_What to do:_ Below are the records. List every line holding the word "zamówienia".

BEGIN Data provided

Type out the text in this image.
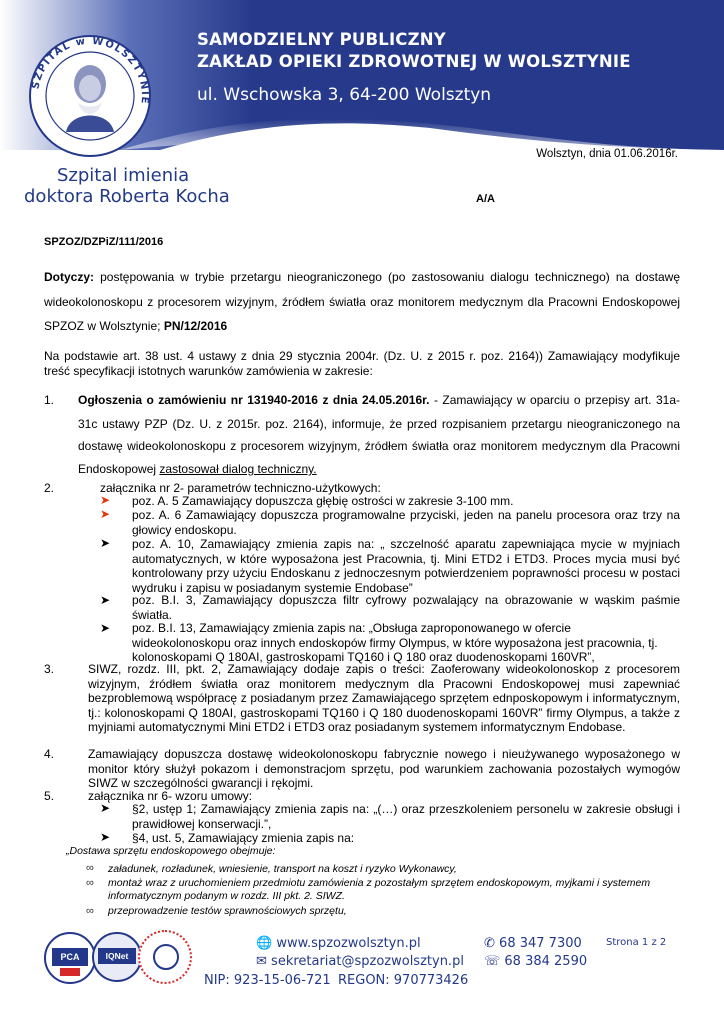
SZPITAL w WOLSZTYNIE
SAMODZIELNY PUBLICZNY
ZAKŁAD OPIEKI ZDROWOTNEJ W WOLSZTYNIE
ul. Wschowska 3, 64-200 Wolsztyn
Szpital imienia
doktora Roberta Kocha
Wolsztyn, dnia 01.06.2016r.
A/A
SPZOZ/DZPiZ/111/2016
Dotyczy: postępowania w trybie przetargu nieograniczonego (po zastosowaniu dialogu technicznego) na dostawę
wideokolonoskopu z procesorem wizyjnym, źródłem światła oraz monitorem medycznym dla Pracowni Endoskopowej
SPZOZ w Wolsztynie; PN/12/2016
Na podstawie art. 38 ust. 4 ustawy z dnia 29 stycznia 2004r. (Dz. U. z 2015 r. poz. 2164)) Zamawiający modyfikuje
treść specyfikacji istotnych warunków zamówienia w zakresie:
1. Ogłoszenia o zamówieniu nr 131940-2016 z dnia 24.05.2016r. - Zamawiający w oparciu o przepisy art. 31a-
31c ustawy PZP (Dz. U. z 2015r. poz. 2164), informuje, że przed rozpisaniem przetargu nieograniczonego na
dostawę wideokolonoskopu z procesorem wizyjnym, źródłem światła oraz monitorem medycznym dla Pracowni
Endoskopowej zastosował dialog techniczny.
2.	załącznika nr 2- parametrów techniczno-użytkowych:
➤ poz. A. 5 Zamawiający dopuszcza głębię ostrości w zakresie 3-100 mm.
➤ poz. A. 6 Zamawiający dopuszcza programowalne przyciski, jeden na panelu procesora oraz trzy na głowicy endoskopu.
➤ poz. A. 10, Zamawiający zmienia zapis na: „ szczelność aparatu zapewniająca mycie w myjniach automatycznych, w które wyposażona jest Pracownia, tj. Mini ETD2 i ETD3. Proces mycia musi być kontrolowany przy użyciu Endoskanu z jednoczesnym potwierdzeniem poprawności procesu w postaci wydruku i zapisu w posiadanym systemie Endobase”
➤ poz. B.I. 3, Zamawiający dopuszcza filtr cyfrowy pozwalający na obrazowanie w wąskim paśmie światła.
➤ poz. B.I. 13, Zamawiający zmienia zapis na: „Obsługa zaproponowanego w ofercie wideokolonoskopu oraz innych endoskopów firmy Olympus, w które wyposażona jest pracownia, tj. kolonoskopami Q 180AI, gastroskopami TQ160 i Q 180 oraz duodenoskopami 160VR”,
3.	SIWZ, rozdz. III, pkt. 2, Zamawiający dodaje zapis o treści: Zaoferowany wideokolonoskop z procesorem wizyjnym, źródłem światła oraz monitorem medycznym dla Pracowni Endoskopowej musi zapewniać bezproblemową współpracę z posiadanym przez Zamawiającego sprzętem ednposkopowym i informatycznym, tj.: kolonoskopami Q 180AI, gastroskopami TQ160 i Q 180 duodenoskopami 160VR” firmy Olympus, a także z myjniami automatycznymi Mini ETD2 i ETD3 oraz posiadanym systemem informatycznym Endobase.
4.	Zamawiający dopuszcza dostawę wideokolonoskopu fabrycznie nowego i nieużywanego wyposażonego w monitor który służył pokazom i demonstracjom sprzętu, pod warunkiem zachowania pozostałych wymogów SIWZ w szczególności gwarancji i rękojmi.
5.	załącznika nr 6- wzoru umowy:
➤ §2, ustęp 1; Zamawiający zmienia zapis na: „(…) oraz przeszkoleniem personelu w zakresie obsługi i prawidłowej konserwacji.”,
➤ §4, ust. 5, Zamawiający zmienia zapis na:
„Dostawa sprzętu endoskopowego obejmuje:
∞ załadunek, rozładunek, wniesienie, transport na koszt i ryzyko Wykonawcy,
∞ montaż wraz z uruchomieniem przedmiotu zamówienia z pozostałym sprzętem endoskopowym, myjkami i systemem informatycznym podanym w rozdz. III pkt. 2. SIWZ.
∞ przeprowadzenie testów sprawnościowych sprzętu,
PCA	IQNet
🌐 www.spzozwolsztyn.pl
✉ sekretariat@spzozwolsztyn.pl
NIP: 923-15-06-721 REGON: 970773426
✆ 68 347 7300
☏ 68 384 2590
Strona 1 z 2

END Data provided

_Response for this exercise:_
treść specyfikacji istotnych warunków zamówienia w zakresie:
∞ montaż wraz z uruchomieniem przedmiotu zamówienia z pozostałym sprzętem endoskopowym, myjkami i systemem informatycznym podanym w rozdz. III pkt. 2. SIWZ.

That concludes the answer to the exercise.